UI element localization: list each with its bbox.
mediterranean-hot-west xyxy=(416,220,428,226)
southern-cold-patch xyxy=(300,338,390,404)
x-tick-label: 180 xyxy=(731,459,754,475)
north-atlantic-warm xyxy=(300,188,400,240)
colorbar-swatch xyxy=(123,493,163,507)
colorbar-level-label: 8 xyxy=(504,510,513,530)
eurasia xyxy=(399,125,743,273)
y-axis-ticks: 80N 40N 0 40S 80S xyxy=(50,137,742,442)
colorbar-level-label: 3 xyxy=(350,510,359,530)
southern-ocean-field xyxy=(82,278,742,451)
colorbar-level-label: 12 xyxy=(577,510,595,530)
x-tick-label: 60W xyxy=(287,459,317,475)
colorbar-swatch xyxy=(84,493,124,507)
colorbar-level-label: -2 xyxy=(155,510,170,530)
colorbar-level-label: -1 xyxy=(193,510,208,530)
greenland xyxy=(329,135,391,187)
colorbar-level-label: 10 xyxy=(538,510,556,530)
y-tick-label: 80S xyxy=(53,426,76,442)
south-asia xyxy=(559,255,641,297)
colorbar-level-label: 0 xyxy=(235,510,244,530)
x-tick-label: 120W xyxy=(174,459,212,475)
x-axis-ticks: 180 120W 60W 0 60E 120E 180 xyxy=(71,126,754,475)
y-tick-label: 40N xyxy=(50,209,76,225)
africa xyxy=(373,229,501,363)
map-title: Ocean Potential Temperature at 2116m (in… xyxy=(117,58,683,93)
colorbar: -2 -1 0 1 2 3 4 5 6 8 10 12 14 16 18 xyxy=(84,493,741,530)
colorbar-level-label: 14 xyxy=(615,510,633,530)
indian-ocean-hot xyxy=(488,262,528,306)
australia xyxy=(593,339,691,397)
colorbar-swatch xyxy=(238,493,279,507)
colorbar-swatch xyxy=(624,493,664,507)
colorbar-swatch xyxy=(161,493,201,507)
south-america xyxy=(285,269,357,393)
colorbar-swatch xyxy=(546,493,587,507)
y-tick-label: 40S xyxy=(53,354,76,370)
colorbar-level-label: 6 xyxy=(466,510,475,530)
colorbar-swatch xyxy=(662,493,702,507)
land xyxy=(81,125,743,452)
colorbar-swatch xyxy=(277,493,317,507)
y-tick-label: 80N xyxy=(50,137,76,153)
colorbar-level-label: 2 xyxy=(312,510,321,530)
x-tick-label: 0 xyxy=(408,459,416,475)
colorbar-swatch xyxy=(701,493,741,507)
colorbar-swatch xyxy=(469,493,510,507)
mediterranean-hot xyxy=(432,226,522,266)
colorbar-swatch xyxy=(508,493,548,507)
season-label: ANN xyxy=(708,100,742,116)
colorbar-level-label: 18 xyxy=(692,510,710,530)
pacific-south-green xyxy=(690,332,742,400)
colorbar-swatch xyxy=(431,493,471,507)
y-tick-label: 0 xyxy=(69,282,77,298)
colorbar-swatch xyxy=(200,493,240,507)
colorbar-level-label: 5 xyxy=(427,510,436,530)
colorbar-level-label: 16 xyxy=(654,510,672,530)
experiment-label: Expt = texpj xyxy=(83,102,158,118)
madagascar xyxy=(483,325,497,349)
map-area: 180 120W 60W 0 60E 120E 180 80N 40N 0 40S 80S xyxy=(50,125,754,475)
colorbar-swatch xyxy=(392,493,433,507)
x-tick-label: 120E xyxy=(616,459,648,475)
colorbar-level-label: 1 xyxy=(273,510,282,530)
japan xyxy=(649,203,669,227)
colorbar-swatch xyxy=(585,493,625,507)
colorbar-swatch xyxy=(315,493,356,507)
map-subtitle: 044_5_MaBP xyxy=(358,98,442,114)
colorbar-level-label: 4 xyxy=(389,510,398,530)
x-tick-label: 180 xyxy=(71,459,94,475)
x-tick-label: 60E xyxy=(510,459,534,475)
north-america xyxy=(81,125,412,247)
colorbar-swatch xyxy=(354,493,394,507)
- - - -
◆ What you will do: Could you write out the listing above again, replacing "x-tick-label" with "longitude-label" wherever it occurs and leaving everything else as it is?

◆ Response to the exercise:
UI element localization: list each with its bbox.
mediterranean-hot-west xyxy=(416,220,428,226)
southern-cold-patch xyxy=(300,338,390,404)
longitude-label: 180 xyxy=(731,459,754,475)
north-atlantic-warm xyxy=(300,188,400,240)
colorbar-swatch xyxy=(123,493,163,507)
colorbar-level-label: 8 xyxy=(504,510,513,530)
eurasia xyxy=(399,125,743,273)
y-axis-ticks: 80N 40N 0 40S 80S xyxy=(50,137,742,442)
colorbar-level-label: 3 xyxy=(350,510,359,530)
southern-ocean-field xyxy=(82,278,742,451)
colorbar-level-label: 12 xyxy=(577,510,595,530)
longitude-label: 60W xyxy=(287,459,317,475)
colorbar-swatch xyxy=(84,493,124,507)
colorbar-level-label: -2 xyxy=(155,510,170,530)
colorbar-level-label: -1 xyxy=(193,510,208,530)
greenland xyxy=(329,135,391,187)
colorbar-level-label: 10 xyxy=(538,510,556,530)
y-tick-label: 80S xyxy=(53,426,76,442)
south-asia xyxy=(559,255,641,297)
colorbar-level-label: 0 xyxy=(235,510,244,530)
longitude-label: 120W xyxy=(174,459,212,475)
x-axis-ticks: 180 120W 60W 0 60E 120E 180 xyxy=(71,126,754,475)
y-tick-label: 40N xyxy=(50,209,76,225)
africa xyxy=(373,229,501,363)
map-title: Ocean Potential Temperature at 2116m (in… xyxy=(117,58,683,93)
colorbar: -2 -1 0 1 2 3 4 5 6 8 10 12 14 16 18 xyxy=(84,493,741,530)
colorbar-level-label: 14 xyxy=(615,510,633,530)
indian-ocean-hot xyxy=(488,262,528,306)
australia xyxy=(593,339,691,397)
colorbar-swatch xyxy=(238,493,279,507)
colorbar-swatch xyxy=(624,493,664,507)
colorbar-swatch xyxy=(161,493,201,507)
south-america xyxy=(285,269,357,393)
colorbar-swatch xyxy=(546,493,587,507)
y-tick-label: 40S xyxy=(53,354,76,370)
colorbar-level-label: 6 xyxy=(466,510,475,530)
colorbar-swatch xyxy=(662,493,702,507)
land xyxy=(81,125,743,452)
colorbar-swatch xyxy=(277,493,317,507)
y-tick-label: 80N xyxy=(50,137,76,153)
colorbar-level-label: 2 xyxy=(312,510,321,530)
longitude-label: 0 xyxy=(408,459,416,475)
colorbar-swatch xyxy=(701,493,741,507)
colorbar-swatch xyxy=(469,493,510,507)
mediterranean-hot xyxy=(432,226,522,266)
colorbar-swatch xyxy=(508,493,548,507)
season-label: ANN xyxy=(708,100,742,116)
colorbar-level-label: 18 xyxy=(692,510,710,530)
pacific-south-green xyxy=(690,332,742,400)
colorbar-swatch xyxy=(431,493,471,507)
y-tick-label: 0 xyxy=(69,282,77,298)
colorbar-swatch xyxy=(200,493,240,507)
colorbar-level-label: 5 xyxy=(427,510,436,530)
colorbar-level-label: 16 xyxy=(654,510,672,530)
experiment-label: Expt = texpj xyxy=(83,102,158,118)
madagascar xyxy=(483,325,497,349)
map-area: 180 120W 60W 0 60E 120E 180 80N 40N 0 40S 80S xyxy=(50,125,754,475)
colorbar-swatch xyxy=(392,493,433,507)
longitude-label: 120E xyxy=(616,459,648,475)
colorbar-level-label: 1 xyxy=(273,510,282,530)
japan xyxy=(649,203,669,227)
colorbar-swatch xyxy=(585,493,625,507)
colorbar-swatch xyxy=(315,493,356,507)
map-subtitle: 044_5_MaBP xyxy=(358,98,442,114)
colorbar-level-label: 4 xyxy=(389,510,398,530)
longitude-label: 180 xyxy=(71,459,94,475)
longitude-label: 60E xyxy=(510,459,534,475)
north-america xyxy=(81,125,412,247)
colorbar-swatch xyxy=(354,493,394,507)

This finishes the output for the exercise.